**** ROWS ****
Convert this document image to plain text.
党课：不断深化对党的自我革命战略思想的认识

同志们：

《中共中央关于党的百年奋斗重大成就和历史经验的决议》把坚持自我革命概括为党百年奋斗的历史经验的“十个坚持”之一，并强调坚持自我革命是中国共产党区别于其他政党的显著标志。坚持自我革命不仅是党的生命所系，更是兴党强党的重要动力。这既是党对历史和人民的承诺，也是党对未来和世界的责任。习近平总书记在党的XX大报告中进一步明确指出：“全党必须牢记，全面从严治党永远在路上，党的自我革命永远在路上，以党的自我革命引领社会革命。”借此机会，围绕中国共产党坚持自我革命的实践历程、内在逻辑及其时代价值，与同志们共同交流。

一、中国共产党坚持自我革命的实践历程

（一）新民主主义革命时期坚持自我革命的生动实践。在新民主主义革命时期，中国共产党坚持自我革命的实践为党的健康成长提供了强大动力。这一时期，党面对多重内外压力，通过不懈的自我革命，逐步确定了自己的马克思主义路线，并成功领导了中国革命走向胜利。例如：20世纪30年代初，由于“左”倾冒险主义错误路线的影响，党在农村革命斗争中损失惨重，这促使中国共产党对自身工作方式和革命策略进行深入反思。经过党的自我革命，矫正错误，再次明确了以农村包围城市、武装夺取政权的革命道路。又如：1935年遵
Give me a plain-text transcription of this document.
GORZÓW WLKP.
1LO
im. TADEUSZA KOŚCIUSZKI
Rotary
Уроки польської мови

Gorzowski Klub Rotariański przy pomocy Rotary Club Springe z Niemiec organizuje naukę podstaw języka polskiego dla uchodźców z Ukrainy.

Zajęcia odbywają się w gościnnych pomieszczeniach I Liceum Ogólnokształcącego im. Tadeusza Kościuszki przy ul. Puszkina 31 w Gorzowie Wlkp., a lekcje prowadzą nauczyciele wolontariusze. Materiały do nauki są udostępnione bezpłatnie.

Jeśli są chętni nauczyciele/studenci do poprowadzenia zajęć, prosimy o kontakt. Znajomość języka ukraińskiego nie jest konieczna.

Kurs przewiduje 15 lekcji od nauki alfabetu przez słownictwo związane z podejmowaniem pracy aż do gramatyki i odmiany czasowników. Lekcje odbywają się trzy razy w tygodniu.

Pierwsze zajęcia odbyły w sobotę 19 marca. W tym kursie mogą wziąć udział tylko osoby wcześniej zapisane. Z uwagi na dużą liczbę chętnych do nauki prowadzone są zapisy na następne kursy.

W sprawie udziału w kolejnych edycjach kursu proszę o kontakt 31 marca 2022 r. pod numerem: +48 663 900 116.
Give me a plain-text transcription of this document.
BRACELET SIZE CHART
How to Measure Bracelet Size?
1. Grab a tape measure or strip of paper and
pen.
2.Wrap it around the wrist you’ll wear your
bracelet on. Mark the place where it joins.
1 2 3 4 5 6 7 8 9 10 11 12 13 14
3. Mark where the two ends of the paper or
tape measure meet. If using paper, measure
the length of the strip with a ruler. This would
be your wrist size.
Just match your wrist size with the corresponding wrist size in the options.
****
All entries must be repeated verbatim.

Convert this document image to plain text.
党课：不断深化对党的自我革命战略思想的认识

同志们：

《中共中央关于党的百年奋斗重大成就和历史经验的决议》把坚持自我革命概括为党百年奋斗的历史经验的“十个坚持”之一，并强调坚持自我革命是中国共产党区别于其他政党的显著标志。坚持自我革命不仅是党的生命所系，更是兴党强党的重要动力。这既是党对历史和人民的承诺，也是党对未来和世界的责任。习近平总书记在党的XX大报告中进一步明确指出：“全党必须牢记，全面从严治党永远在路上，党的自我革命永远在路上，以党的自我革命引领社会革命。”借此机会，围绕中国共产党坚持自我革命的实践历程、内在逻辑及其时代价值，与同志们共同交流。

一、中国共产党坚持自我革命的实践历程

（一）新民主主义革命时期坚持自我革命的生动实践。在新民主主义革命时期，中国共产党坚持自我革命的实践为党的健康成长提供了强大动力。这一时期，党面对多重内外压力，通过不懈的自我革命，逐步确定了自己的马克思主义路线，并成功领导了中国革命走向胜利。例如：20世纪30年代初，由于“左”倾冒险主义错误路线的影响，党在农村革命斗争中损失惨重，这促使中国共产党对自身工作方式和革命策略进行深入反思。经过党的自我革命，矫正错误，再次明确了以农村包围城市、武装夺取政权的革命道路。又如：1935年遵
Give me a plain-text transcription of this document.
GORZÓW WLKP.
1LO
im. TADEUSZA KOŚCIUSZKI
Rotary
Уроки польської мови

Gorzowski Klub Rotariański przy pomocy Rotary Club Springe z Niemiec organizuje naukę podstaw języka polskiego dla uchodźców z Ukrainy.

Zajęcia odbywają się w gościnnych pomieszczeniach I Liceum Ogólnokształcącego im. Tadeusza Kościuszki przy ul. Puszkina 31 w Gorzowie Wlkp., a lekcje prowadzą nauczyciele wolontariusze. Materiały do nauki są udostępnione bezpłatnie.

Jeśli są chętni nauczyciele/studenci do poprowadzenia zajęć, prosimy o kontakt. Znajomość języka ukraińskiego nie jest konieczna.

Kurs przewiduje 15 lekcji od nauki alfabetu przez słownictwo związane z podejmowaniem pracy aż do gramatyki i odmiany czasowników. Lekcje odbywają się trzy razy w tygodniu.

Pierwsze zajęcia odbyły w sobotę 19 marca. W tym kursie mogą wziąć udział tylko osoby wcześniej zapisane. Z uwagi na dużą liczbę chętnych do nauki prowadzone są zapisy na następne kursy.

W sprawie udziału w kolejnych edycjach kursu proszę o kontakt 31 marca 2022 r. pod numerem: +48 663 900 116.
Give me a plain-text transcription of this document.
BRACELET SIZE CHART
How to Measure Bracelet Size?
1. Grab a tape measure or strip of paper and
pen.
2.Wrap it around the wrist you’ll wear your
bracelet on. Mark the place where it joins.
1 2 3 4 5 6 7 8 9 10 11 12 13 14
3. Mark where the two ends of the paper or
tape measure meet. If using paper, measure
the length of the strip with a ruler. This would
be your wrist size.
Just match your wrist size with the corresponding wrist size in the options.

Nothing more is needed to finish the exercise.